═════ Recorded information ═════

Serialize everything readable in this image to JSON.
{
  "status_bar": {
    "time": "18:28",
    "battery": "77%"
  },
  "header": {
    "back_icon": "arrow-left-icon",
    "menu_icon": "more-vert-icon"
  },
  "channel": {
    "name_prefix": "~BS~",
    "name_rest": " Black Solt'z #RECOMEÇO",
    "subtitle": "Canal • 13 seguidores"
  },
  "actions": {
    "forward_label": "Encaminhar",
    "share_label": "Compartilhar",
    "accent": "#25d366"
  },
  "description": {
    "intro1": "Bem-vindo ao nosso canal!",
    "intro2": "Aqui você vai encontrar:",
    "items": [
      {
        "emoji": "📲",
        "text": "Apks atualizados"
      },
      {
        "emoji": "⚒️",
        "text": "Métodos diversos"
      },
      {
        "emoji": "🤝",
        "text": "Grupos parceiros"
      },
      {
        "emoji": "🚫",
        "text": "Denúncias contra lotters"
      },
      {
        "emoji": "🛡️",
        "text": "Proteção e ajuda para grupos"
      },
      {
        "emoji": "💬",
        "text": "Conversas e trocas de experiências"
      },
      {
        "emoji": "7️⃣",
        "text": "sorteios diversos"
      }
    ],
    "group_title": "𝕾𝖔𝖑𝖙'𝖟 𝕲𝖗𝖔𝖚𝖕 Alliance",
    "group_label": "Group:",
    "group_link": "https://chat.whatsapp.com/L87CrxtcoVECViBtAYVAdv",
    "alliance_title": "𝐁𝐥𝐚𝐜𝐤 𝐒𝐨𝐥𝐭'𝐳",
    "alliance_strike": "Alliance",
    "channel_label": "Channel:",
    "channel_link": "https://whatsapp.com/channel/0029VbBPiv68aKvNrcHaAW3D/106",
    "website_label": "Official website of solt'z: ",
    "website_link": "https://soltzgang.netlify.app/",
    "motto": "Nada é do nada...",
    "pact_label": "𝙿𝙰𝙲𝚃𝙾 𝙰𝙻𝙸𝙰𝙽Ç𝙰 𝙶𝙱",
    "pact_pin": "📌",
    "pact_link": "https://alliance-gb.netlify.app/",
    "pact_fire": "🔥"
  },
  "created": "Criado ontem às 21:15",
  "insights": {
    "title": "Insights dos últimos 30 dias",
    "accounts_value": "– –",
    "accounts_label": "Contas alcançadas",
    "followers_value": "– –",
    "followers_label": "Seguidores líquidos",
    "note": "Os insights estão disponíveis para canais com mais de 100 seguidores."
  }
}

═════

# [Exercise directions]
In the entries above, count every line containing the word "diversos". Write only the total.

# [Finished exercise]
2